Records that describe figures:

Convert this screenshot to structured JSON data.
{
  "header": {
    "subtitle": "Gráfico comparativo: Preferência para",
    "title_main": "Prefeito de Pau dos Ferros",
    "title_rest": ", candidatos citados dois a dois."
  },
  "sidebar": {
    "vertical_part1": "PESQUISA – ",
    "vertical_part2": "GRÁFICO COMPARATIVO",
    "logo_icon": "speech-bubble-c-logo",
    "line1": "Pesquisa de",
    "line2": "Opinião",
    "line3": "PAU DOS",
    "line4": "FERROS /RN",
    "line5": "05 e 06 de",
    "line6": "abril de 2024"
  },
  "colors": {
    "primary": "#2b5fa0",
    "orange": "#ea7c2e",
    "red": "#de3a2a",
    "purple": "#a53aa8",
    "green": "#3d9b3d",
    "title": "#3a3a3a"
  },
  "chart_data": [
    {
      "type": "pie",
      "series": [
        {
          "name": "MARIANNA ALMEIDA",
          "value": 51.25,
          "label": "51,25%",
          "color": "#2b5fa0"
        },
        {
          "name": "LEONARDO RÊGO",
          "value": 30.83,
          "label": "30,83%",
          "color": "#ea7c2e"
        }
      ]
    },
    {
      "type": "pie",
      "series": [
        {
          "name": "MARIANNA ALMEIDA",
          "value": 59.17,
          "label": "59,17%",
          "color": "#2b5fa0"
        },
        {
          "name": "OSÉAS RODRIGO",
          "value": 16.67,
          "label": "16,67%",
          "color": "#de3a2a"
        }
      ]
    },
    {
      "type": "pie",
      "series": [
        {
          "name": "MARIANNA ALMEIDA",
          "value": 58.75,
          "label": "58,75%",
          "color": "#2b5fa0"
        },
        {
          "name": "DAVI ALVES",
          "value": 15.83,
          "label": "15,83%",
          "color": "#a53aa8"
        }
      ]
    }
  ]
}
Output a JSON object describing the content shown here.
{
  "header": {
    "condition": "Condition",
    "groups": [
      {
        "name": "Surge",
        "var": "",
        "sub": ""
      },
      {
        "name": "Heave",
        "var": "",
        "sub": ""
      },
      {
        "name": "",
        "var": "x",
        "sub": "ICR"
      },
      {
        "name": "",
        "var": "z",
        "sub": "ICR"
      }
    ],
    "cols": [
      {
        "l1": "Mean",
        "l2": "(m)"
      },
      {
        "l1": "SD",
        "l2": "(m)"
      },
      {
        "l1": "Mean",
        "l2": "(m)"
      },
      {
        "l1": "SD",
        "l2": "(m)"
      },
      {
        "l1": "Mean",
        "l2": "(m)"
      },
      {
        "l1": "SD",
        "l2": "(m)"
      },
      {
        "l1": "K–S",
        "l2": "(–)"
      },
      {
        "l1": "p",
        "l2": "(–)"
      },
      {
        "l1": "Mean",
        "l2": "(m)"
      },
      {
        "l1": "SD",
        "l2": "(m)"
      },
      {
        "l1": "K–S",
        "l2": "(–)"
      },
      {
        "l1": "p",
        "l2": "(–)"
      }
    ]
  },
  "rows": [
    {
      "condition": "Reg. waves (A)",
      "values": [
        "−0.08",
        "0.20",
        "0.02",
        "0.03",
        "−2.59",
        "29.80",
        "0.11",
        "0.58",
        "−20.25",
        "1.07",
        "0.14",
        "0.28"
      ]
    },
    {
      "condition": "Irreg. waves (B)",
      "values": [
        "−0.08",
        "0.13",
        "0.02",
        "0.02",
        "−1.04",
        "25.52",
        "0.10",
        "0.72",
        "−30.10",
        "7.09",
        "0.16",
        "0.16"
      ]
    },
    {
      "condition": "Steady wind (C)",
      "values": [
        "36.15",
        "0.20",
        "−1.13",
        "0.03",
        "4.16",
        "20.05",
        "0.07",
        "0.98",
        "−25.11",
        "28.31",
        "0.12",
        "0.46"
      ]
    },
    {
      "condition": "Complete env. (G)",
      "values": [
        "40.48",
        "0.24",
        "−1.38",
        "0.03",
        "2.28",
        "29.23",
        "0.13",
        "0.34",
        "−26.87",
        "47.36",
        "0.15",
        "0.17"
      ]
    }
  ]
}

Work to do: Retype all of the data shown above, word for word.

Final result:
Convert this screenshot to structured JSON data.
{
  "header": {
    "subtitle": "Gráfico comparativo: Preferência para",
    "title_main": "Prefeito de Pau dos Ferros",
    "title_rest": ", candidatos citados dois a dois."
  },
  "sidebar": {
    "vertical_part1": "PESQUISA – ",
    "vertical_part2": "GRÁFICO COMPARATIVO",
    "logo_icon": "speech-bubble-c-logo",
    "line1": "Pesquisa de",
    "line2": "Opinião",
    "line3": "PAU DOS",
    "line4": "FERROS /RN",
    "line5": "05 e 06 de",
    "line6": "abril de 2024"
  },
  "colors": {
    "primary": "#2b5fa0",
    "orange": "#ea7c2e",
    "red": "#de3a2a",
    "purple": "#a53aa8",
    "green": "#3d9b3d",
    "title": "#3a3a3a"
  },
  "chart_data": [
    {
      "type": "pie",
      "series": [
        {
          "name": "MARIANNA ALMEIDA",
          "value": 51.25,
          "label": "51,25%",
          "color": "#2b5fa0"
        },
        {
          "name": "LEONARDO RÊGO",
          "value": 30.83,
          "label": "30,83%",
          "color": "#ea7c2e"
        }
      ]
    },
    {
      "type": "pie",
      "series": [
        {
          "name": "MARIANNA ALMEIDA",
          "value": 59.17,
          "label": "59,17%",
          "color": "#2b5fa0"
        },
        {
          "name": "OSÉAS RODRIGO",
          "value": 16.67,
          "label": "16,67%",
          "color": "#de3a2a"
        }
      ]
    },
    {
      "type": "pie",
      "series": [
        {
          "name": "MARIANNA ALMEIDA",
          "value": 58.75,
          "label": "58,75%",
          "color": "#2b5fa0"
        },
        {
          "name": "DAVI ALVES",
          "value": 15.83,
          "label": "15,83%",
          "color": "#a53aa8"
        }
      ]
    }
  ]
}
Output a JSON object describing the content shown here.
{
  "header": {
    "condition": "Condition",
    "groups": [
      {
        "name": "Surge",
        "var": "",
        "sub": ""
      },
      {
        "name": "Heave",
        "var": "",
        "sub": ""
      },
      {
        "name": "",
        "var": "x",
        "sub": "ICR"
      },
      {
        "name": "",
        "var": "z",
        "sub": "ICR"
      }
    ],
    "cols": [
      {
        "l1": "Mean",
        "l2": "(m)"
      },
      {
        "l1": "SD",
        "l2": "(m)"
      },
      {
        "l1": "Mean",
        "l2": "(m)"
      },
      {
        "l1": "SD",
        "l2": "(m)"
      },
      {
        "l1": "Mean",
        "l2": "(m)"
      },
      {
        "l1": "SD",
        "l2": "(m)"
      },
      {
        "l1": "K–S",
        "l2": "(–)"
      },
      {
        "l1": "p",
        "l2": "(–)"
      },
      {
        "l1": "Mean",
        "l2": "(m)"
      },
      {
        "l1": "SD",
        "l2": "(m)"
      },
      {
        "l1": "K–S",
        "l2": "(–)"
      },
      {
        "l1": "p",
        "l2": "(–)"
      }
    ]
  },
  "rows": [
    {
      "condition": "Reg. waves (A)",
      "values": [
        "−0.08",
        "0.20",
        "0.02",
        "0.03",
        "−2.59",
        "29.80",
        "0.11",
        "0.58",
        "−20.25",
        "1.07",
        "0.14",
        "0.28"
      ]
    },
    {
      "condition": "Irreg. waves (B)",
      "values": [
        "−0.08",
        "0.13",
        "0.02",
        "0.02",
        "−1.04",
        "25.52",
        "0.10",
        "0.72",
        "−30.10",
        "7.09",
        "0.16",
        "0.16"
      ]
    },
    {
      "condition": "Steady wind (C)",
      "values": [
        "36.15",
        "0.20",
        "−1.13",
        "0.03",
        "4.16",
        "20.05",
        "0.07",
        "0.98",
        "−25.11",
        "28.31",
        "0.12",
        "0.46"
      ]
    },
    {
      "condition": "Complete env. (G)",
      "values": [
        "40.48",
        "0.24",
        "−1.38",
        "0.03",
        "2.28",
        "29.23",
        "0.13",
        "0.34",
        "−26.87",
        "47.36",
        "0.15",
        "0.17"
      ]
    }
  ]
}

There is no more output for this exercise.